#### Supplied data
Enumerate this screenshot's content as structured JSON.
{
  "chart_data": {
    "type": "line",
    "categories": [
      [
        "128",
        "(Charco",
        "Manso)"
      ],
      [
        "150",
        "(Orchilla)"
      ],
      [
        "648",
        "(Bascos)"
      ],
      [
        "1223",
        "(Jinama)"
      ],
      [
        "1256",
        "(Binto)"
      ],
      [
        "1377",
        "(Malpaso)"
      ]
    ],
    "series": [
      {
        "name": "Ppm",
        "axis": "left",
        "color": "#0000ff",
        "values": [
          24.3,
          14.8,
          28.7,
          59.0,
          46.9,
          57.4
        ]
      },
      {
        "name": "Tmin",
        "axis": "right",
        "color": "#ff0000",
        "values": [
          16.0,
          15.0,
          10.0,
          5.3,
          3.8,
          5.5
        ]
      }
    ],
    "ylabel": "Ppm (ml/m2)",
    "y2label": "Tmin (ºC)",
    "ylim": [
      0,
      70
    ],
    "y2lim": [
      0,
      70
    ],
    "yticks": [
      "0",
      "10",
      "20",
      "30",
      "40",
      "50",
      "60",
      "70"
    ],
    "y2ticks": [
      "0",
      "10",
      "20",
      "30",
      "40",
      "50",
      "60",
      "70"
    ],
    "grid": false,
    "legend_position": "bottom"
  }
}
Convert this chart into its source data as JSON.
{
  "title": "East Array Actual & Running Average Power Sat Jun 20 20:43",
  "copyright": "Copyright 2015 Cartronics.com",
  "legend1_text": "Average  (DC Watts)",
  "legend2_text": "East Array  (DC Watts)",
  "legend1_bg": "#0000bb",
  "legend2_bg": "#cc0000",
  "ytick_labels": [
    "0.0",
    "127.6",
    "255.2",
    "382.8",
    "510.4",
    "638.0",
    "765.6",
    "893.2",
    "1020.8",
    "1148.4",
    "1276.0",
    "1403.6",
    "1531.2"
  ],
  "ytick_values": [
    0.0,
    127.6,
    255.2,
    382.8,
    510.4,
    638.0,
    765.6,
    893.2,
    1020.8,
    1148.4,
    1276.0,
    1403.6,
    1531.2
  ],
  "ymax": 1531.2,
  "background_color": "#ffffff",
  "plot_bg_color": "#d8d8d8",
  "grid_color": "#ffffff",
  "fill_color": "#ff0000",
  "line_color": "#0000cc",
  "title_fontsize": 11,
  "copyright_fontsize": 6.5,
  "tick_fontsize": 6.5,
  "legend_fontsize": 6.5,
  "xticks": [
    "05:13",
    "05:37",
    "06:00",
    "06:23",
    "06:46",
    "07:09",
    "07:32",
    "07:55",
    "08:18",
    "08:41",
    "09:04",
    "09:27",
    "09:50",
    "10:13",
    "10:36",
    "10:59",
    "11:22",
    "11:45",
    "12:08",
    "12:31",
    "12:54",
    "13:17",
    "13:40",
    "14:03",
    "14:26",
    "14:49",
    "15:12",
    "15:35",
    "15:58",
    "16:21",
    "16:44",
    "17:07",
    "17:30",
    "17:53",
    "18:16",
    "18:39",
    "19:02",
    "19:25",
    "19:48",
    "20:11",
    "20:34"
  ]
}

#### To do
Type out all of the material again, word for word.

#### Task result
Enumerate this screenshot's content as structured JSON.
{
  "chart_data": {
    "type": "line",
    "categories": [
      [
        "128",
        "(Charco",
        "Manso)"
      ],
      [
        "150",
        "(Orchilla)"
      ],
      [
        "648",
        "(Bascos)"
      ],
      [
        "1223",
        "(Jinama)"
      ],
      [
        "1256",
        "(Binto)"
      ],
      [
        "1377",
        "(Malpaso)"
      ]
    ],
    "series": [
      {
        "name": "Ppm",
        "axis": "left",
        "color": "#0000ff",
        "values": [
          24.3,
          14.8,
          28.7,
          59.0,
          46.9,
          57.4
        ]
      },
      {
        "name": "Tmin",
        "axis": "right",
        "color": "#ff0000",
        "values": [
          16.0,
          15.0,
          10.0,
          5.3,
          3.8,
          5.5
        ]
      }
    ],
    "ylabel": "Ppm (ml/m2)",
    "y2label": "Tmin (ºC)",
    "ylim": [
      0,
      70
    ],
    "y2lim": [
      0,
      70
    ],
    "yticks": [
      "0",
      "10",
      "20",
      "30",
      "40",
      "50",
      "60",
      "70"
    ],
    "y2ticks": [
      "0",
      "10",
      "20",
      "30",
      "40",
      "50",
      "60",
      "70"
    ],
    "grid": false,
    "legend_position": "bottom"
  }
}
Convert this chart into its source data as JSON.
{
  "title": "East Array Actual & Running Average Power Sat Jun 20 20:43",
  "copyright": "Copyright 2015 Cartronics.com",
  "legend1_text": "Average  (DC Watts)",
  "legend2_text": "East Array  (DC Watts)",
  "legend1_bg": "#0000bb",
  "legend2_bg": "#cc0000",
  "ytick_labels": [
    "0.0",
    "127.6",
    "255.2",
    "382.8",
    "510.4",
    "638.0",
    "765.6",
    "893.2",
    "1020.8",
    "1148.4",
    "1276.0",
    "1403.6",
    "1531.2"
  ],
  "ytick_values": [
    0.0,
    127.6,
    255.2,
    382.8,
    510.4,
    638.0,
    765.6,
    893.2,
    1020.8,
    1148.4,
    1276.0,
    1403.6,
    1531.2
  ],
  "ymax": 1531.2,
  "background_color": "#ffffff",
  "plot_bg_color": "#d8d8d8",
  "grid_color": "#ffffff",
  "fill_color": "#ff0000",
  "line_color": "#0000cc",
  "title_fontsize": 11,
  "copyright_fontsize": 6.5,
  "tick_fontsize": 6.5,
  "legend_fontsize": 6.5,
  "xticks": [
    "05:13",
    "05:37",
    "06:00",
    "06:23",
    "06:46",
    "07:09",
    "07:32",
    "07:55",
    "08:18",
    "08:41",
    "09:04",
    "09:27",
    "09:50",
    "10:13",
    "10:36",
    "10:59",
    "11:22",
    "11:45",
    "12:08",
    "12:31",
    "12:54",
    "13:17",
    "13:40",
    "14:03",
    "14:26",
    "14:49",
    "15:12",
    "15:35",
    "15:58",
    "16:21",
    "16:44",
    "17:07",
    "17:30",
    "17:53",
    "18:16",
    "18:39",
    "19:02",
    "19:25",
    "19:48",
    "20:11",
    "20:34"
  ]
}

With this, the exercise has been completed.